→ Work to complete
Return the whole listing exactly as it stands.

→ Working data
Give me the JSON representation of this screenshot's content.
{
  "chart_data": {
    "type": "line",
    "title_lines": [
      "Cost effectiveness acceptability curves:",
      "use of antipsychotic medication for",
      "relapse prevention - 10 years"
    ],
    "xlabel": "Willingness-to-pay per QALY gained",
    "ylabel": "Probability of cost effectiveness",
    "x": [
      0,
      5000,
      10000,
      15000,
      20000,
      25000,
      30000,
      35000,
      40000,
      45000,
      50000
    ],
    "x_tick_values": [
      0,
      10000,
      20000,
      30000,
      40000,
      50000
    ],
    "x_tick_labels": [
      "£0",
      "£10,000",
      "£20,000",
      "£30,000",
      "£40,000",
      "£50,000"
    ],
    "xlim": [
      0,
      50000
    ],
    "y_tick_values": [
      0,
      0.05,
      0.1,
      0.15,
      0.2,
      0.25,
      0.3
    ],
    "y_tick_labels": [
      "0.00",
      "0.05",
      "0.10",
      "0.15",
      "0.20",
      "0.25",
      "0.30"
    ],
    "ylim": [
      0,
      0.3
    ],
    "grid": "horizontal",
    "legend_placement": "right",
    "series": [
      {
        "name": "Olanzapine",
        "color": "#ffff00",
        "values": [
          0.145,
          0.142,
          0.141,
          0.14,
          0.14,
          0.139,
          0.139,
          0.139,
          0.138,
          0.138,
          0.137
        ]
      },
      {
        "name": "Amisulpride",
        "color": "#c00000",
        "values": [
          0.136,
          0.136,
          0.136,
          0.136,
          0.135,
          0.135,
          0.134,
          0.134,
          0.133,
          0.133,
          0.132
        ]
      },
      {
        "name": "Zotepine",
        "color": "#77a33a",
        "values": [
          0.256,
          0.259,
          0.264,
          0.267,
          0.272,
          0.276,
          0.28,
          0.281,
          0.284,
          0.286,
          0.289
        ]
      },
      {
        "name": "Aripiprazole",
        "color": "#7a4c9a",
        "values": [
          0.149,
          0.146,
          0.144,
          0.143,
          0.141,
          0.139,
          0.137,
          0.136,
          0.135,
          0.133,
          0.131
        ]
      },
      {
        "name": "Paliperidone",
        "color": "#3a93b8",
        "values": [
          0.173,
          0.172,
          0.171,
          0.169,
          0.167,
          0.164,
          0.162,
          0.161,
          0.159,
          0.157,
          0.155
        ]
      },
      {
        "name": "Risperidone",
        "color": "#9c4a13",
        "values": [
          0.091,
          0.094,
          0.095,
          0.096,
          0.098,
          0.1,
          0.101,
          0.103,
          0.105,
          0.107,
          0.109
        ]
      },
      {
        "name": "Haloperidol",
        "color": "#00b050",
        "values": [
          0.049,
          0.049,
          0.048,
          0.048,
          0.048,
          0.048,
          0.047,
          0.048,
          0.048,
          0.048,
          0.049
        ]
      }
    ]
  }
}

→ Response to the exercise
Give me the JSON representation of this screenshot's content.
{
  "chart_data": {
    "type": "line",
    "title_lines": [
      "Cost effectiveness acceptability curves:",
      "use of antipsychotic medication for",
      "relapse prevention - 10 years"
    ],
    "xlabel": "Willingness-to-pay per QALY gained",
    "ylabel": "Probability of cost effectiveness",
    "x": [
      0,
      5000,
      10000,
      15000,
      20000,
      25000,
      30000,
      35000,
      40000,
      45000,
      50000
    ],
    "x_tick_values": [
      0,
      10000,
      20000,
      30000,
      40000,
      50000
    ],
    "x_tick_labels": [
      "£0",
      "£10,000",
      "£20,000",
      "£30,000",
      "£40,000",
      "£50,000"
    ],
    "xlim": [
      0,
      50000
    ],
    "y_tick_values": [
      0,
      0.05,
      0.1,
      0.15,
      0.2,
      0.25,
      0.3
    ],
    "y_tick_labels": [
      "0.00",
      "0.05",
      "0.10",
      "0.15",
      "0.20",
      "0.25",
      "0.30"
    ],
    "ylim": [
      0,
      0.3
    ],
    "grid": "horizontal",
    "legend_placement": "right",
    "series": [
      {
        "name": "Olanzapine",
        "color": "#ffff00",
        "values": [
          0.145,
          0.142,
          0.141,
          0.14,
          0.14,
          0.139,
          0.139,
          0.139,
          0.138,
          0.138,
          0.137
        ]
      },
      {
        "name": "Amisulpride",
        "color": "#c00000",
        "values": [
          0.136,
          0.136,
          0.136,
          0.136,
          0.135,
          0.135,
          0.134,
          0.134,
          0.133,
          0.133,
          0.132
        ]
      },
      {
        "name": "Zotepine",
        "color": "#77a33a",
        "values": [
          0.256,
          0.259,
          0.264,
          0.267,
          0.272,
          0.276,
          0.28,
          0.281,
          0.284,
          0.286,
          0.289
        ]
      },
      {
        "name": "Aripiprazole",
        "color": "#7a4c9a",
        "values": [
          0.149,
          0.146,
          0.144,
          0.143,
          0.141,
          0.139,
          0.137,
          0.136,
          0.135,
          0.133,
          0.131
        ]
      },
      {
        "name": "Paliperidone",
        "color": "#3a93b8",
        "values": [
          0.173,
          0.172,
          0.171,
          0.169,
          0.167,
          0.164,
          0.162,
          0.161,
          0.159,
          0.157,
          0.155
        ]
      },
      {
        "name": "Risperidone",
        "color": "#9c4a13",
        "values": [
          0.091,
          0.094,
          0.095,
          0.096,
          0.098,
          0.1,
          0.101,
          0.103,
          0.105,
          0.107,
          0.109
        ]
      },
      {
        "name": "Haloperidol",
        "color": "#00b050",
        "values": [
          0.049,
          0.049,
          0.048,
          0.048,
          0.048,
          0.048,
          0.047,
          0.048,
          0.048,
          0.048,
          0.049
        ]
      }
    ]
  }
}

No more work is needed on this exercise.